:: Problem to work on ::
The answer should be a single number: how many lines of the entries below hold the word "SDTVAR".

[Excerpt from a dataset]

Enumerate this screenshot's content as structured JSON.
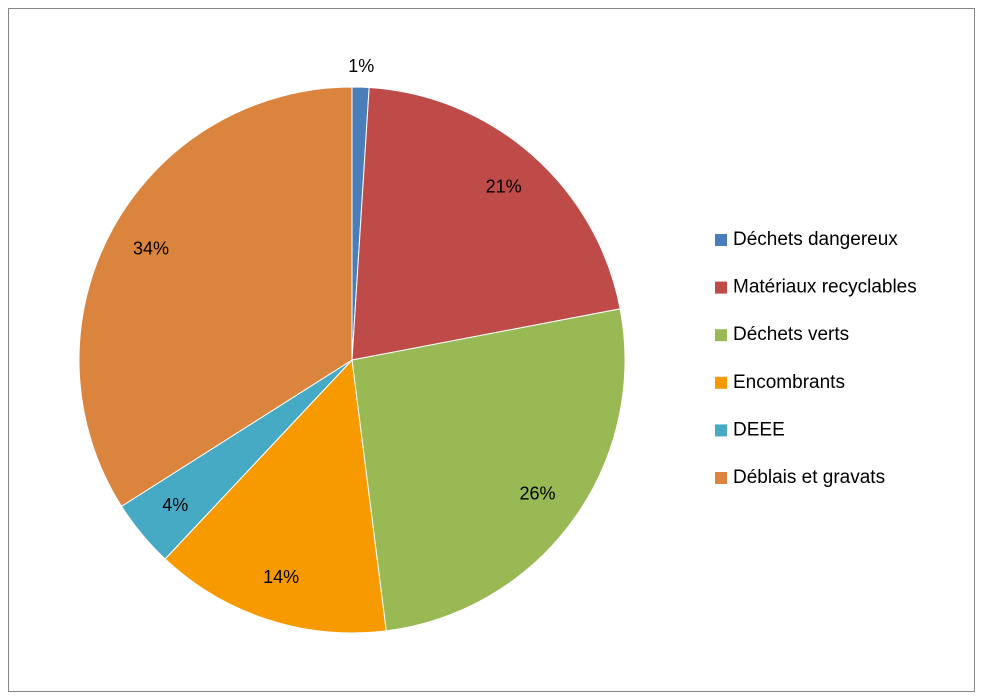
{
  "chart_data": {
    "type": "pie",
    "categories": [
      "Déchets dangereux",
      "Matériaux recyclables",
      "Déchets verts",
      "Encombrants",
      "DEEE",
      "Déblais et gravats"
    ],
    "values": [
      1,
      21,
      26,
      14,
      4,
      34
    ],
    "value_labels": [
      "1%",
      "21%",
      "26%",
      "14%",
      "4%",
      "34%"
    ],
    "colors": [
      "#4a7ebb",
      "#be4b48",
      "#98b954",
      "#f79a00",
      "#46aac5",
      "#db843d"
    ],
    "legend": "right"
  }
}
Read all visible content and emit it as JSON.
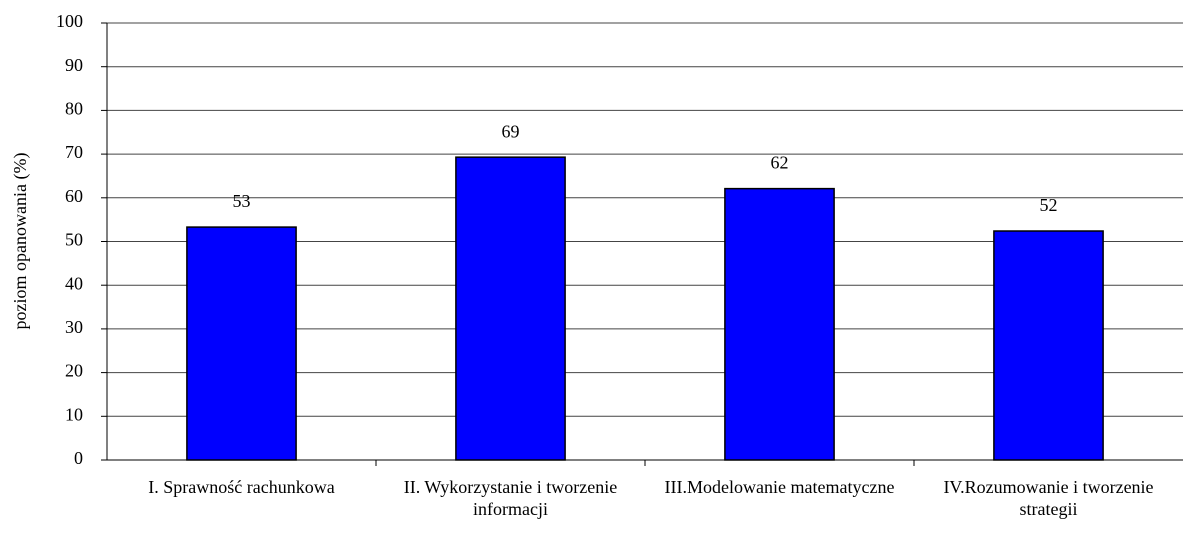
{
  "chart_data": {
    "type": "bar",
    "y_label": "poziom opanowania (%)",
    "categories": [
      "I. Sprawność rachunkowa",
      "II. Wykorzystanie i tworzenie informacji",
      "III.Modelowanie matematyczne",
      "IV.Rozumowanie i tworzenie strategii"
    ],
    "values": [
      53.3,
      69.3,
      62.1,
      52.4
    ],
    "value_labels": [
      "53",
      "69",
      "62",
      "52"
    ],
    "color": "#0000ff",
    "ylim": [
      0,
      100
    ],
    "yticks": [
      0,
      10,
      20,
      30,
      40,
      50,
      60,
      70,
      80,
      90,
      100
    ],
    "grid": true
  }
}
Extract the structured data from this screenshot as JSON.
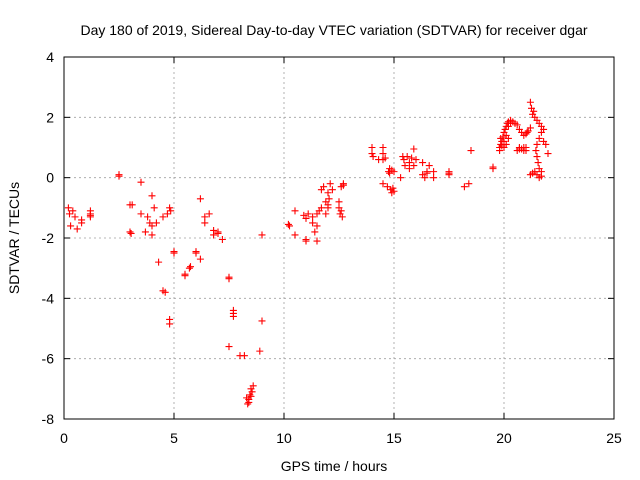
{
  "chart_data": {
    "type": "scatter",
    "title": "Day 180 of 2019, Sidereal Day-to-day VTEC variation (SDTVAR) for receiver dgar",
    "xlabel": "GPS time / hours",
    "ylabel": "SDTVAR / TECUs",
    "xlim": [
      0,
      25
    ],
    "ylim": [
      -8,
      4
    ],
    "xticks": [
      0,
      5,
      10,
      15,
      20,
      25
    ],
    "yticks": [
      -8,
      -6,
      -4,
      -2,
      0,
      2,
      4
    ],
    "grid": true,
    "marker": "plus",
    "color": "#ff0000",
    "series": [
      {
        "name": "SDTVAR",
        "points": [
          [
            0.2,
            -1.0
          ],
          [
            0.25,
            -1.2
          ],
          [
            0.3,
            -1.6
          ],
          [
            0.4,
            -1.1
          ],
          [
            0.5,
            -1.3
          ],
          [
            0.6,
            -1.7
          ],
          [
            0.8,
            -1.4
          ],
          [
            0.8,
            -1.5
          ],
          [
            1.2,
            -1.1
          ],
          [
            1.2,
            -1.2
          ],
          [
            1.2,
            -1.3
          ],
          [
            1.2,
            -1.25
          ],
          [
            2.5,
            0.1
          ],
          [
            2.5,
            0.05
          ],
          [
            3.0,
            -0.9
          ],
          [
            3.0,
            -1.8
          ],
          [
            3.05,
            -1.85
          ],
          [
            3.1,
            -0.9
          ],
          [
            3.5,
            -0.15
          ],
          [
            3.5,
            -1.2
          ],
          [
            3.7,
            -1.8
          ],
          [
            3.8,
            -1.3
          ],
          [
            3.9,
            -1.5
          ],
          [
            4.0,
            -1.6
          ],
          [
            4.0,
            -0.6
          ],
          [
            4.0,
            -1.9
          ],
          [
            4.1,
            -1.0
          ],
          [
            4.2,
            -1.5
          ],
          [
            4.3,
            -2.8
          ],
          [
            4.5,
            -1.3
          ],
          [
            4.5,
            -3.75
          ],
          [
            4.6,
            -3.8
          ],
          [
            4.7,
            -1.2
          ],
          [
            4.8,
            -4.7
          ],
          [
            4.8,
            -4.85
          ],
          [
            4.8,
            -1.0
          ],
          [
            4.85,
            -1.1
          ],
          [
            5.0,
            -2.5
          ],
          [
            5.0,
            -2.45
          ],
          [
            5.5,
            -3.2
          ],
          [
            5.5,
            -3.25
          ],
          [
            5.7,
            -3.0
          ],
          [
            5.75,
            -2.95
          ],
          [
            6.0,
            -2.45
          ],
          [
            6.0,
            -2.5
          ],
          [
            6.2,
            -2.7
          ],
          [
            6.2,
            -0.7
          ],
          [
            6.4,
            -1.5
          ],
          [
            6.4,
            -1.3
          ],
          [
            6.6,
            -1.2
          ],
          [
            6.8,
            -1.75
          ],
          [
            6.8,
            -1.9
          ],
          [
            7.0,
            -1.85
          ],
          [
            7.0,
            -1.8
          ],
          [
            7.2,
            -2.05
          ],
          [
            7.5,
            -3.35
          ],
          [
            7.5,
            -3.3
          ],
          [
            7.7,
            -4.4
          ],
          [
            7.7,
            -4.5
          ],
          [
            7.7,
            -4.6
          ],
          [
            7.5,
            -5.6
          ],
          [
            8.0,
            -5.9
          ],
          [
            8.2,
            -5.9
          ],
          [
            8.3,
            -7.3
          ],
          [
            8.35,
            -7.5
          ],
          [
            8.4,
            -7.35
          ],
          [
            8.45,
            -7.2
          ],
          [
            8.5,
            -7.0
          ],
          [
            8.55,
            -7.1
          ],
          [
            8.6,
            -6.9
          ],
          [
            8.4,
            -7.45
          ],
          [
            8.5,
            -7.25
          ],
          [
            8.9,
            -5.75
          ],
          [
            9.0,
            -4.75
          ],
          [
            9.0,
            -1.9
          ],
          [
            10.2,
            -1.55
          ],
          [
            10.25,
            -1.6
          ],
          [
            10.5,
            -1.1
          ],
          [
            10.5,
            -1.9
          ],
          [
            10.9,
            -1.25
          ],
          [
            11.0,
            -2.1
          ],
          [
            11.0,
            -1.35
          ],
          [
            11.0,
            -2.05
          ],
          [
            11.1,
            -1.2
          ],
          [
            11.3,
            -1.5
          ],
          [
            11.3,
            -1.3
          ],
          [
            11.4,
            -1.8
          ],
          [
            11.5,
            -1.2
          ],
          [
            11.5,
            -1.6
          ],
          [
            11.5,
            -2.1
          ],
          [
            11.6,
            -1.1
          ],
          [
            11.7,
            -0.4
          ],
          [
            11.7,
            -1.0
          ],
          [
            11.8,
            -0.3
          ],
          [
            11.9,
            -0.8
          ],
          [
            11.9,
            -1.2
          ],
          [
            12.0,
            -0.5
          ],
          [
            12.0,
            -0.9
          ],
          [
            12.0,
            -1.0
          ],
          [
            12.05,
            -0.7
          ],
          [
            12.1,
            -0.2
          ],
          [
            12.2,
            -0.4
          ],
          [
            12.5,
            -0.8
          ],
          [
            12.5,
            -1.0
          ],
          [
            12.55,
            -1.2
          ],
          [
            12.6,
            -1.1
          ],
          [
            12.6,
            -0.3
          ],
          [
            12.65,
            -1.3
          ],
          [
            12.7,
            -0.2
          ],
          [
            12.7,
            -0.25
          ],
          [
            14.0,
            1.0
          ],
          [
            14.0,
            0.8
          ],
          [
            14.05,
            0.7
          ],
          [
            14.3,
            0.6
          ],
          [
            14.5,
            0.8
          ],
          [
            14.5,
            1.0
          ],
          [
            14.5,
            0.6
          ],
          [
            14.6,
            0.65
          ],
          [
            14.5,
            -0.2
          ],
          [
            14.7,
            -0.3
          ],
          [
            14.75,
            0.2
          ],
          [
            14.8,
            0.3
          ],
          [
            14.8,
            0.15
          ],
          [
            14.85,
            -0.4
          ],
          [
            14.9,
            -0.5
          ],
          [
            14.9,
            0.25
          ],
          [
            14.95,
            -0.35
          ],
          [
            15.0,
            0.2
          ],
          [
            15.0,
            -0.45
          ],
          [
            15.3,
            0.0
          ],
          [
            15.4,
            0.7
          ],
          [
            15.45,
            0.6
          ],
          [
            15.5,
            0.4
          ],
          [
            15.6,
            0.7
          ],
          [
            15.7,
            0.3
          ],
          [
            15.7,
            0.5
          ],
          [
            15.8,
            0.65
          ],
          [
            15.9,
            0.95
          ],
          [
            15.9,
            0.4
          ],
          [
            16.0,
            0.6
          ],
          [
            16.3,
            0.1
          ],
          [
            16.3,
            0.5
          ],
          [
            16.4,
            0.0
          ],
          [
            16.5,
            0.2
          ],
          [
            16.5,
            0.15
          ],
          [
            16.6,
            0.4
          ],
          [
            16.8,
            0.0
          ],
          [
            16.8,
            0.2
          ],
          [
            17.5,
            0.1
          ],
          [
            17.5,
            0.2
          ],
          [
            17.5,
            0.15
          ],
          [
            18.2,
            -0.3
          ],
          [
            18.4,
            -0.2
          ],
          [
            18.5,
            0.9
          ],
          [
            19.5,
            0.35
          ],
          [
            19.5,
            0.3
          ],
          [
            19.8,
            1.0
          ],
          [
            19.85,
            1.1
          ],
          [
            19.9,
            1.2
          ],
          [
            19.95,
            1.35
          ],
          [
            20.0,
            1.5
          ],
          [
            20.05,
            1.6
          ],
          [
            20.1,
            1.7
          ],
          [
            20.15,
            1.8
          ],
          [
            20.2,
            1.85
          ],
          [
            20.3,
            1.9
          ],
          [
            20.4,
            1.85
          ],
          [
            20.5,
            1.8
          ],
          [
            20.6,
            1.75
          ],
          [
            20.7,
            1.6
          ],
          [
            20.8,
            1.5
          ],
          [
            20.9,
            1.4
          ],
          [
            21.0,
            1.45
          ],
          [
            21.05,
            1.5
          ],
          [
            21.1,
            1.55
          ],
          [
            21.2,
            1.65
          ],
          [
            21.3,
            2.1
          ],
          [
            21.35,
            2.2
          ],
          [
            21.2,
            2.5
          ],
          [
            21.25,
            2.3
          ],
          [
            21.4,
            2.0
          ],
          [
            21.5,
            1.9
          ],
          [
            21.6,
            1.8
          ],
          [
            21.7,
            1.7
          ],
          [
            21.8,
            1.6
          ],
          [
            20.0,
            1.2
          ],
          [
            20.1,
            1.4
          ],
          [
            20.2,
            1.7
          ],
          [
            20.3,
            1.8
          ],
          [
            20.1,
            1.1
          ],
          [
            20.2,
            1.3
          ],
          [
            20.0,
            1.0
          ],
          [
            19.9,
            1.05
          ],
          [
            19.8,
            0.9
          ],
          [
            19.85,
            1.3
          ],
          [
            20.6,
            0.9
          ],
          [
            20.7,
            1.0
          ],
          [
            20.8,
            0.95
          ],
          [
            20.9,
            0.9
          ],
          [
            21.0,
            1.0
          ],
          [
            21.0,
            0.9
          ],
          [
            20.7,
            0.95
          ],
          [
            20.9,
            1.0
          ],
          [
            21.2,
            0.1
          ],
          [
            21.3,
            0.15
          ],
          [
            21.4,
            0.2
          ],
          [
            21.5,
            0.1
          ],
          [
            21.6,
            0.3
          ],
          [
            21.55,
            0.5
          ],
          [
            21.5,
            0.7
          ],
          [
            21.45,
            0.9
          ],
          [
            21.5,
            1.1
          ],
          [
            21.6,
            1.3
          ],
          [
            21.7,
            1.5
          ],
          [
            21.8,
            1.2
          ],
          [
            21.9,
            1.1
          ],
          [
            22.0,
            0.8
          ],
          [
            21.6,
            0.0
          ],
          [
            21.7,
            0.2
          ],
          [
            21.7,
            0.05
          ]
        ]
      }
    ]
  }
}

* * *

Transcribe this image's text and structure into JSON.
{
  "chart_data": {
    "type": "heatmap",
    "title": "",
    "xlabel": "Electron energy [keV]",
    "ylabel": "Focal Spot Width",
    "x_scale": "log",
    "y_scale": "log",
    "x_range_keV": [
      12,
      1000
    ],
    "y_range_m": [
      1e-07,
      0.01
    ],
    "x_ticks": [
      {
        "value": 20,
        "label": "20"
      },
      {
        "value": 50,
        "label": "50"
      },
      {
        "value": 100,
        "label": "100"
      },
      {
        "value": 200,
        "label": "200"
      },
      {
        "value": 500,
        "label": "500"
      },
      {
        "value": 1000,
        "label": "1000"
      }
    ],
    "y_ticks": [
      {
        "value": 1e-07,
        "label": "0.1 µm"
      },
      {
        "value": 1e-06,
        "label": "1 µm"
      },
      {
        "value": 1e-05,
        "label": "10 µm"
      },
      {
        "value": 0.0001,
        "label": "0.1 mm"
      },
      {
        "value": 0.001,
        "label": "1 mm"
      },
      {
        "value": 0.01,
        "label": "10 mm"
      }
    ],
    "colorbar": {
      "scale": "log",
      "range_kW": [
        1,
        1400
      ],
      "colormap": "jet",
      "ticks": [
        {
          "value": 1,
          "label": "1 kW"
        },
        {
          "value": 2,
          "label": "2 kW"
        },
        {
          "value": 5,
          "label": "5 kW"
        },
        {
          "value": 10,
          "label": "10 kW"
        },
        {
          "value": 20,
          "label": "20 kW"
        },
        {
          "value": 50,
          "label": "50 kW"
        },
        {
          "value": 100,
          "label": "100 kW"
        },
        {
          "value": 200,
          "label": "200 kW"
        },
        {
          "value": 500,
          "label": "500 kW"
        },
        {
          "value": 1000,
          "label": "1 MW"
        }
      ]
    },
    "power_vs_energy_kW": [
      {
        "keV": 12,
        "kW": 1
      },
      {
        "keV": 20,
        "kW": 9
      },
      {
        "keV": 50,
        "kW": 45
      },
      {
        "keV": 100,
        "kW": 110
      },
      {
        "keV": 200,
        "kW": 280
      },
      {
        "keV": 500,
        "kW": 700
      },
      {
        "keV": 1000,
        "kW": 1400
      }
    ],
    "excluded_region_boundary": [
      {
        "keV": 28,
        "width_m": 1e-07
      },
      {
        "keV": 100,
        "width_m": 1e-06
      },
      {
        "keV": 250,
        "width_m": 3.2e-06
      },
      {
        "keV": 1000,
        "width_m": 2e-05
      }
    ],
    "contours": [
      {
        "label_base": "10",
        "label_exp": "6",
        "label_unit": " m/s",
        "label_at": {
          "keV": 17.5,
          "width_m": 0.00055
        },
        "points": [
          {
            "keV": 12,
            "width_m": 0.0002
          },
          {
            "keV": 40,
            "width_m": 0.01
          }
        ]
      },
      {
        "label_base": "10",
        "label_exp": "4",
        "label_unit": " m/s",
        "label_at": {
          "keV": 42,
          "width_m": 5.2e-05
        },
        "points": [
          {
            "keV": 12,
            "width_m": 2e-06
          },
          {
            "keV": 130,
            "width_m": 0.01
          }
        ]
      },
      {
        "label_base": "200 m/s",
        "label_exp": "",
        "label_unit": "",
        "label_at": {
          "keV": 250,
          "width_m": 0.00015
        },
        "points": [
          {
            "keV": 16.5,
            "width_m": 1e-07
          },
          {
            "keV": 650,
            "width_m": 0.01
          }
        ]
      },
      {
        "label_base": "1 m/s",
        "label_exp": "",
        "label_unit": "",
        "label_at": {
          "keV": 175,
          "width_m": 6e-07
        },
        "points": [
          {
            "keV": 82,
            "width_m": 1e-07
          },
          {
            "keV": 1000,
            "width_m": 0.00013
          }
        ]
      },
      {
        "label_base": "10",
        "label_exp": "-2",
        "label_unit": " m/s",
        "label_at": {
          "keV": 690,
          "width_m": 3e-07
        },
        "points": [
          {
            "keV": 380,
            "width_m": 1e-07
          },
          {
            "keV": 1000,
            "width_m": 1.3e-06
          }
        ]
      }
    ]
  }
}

:: Result of the exercise ::
3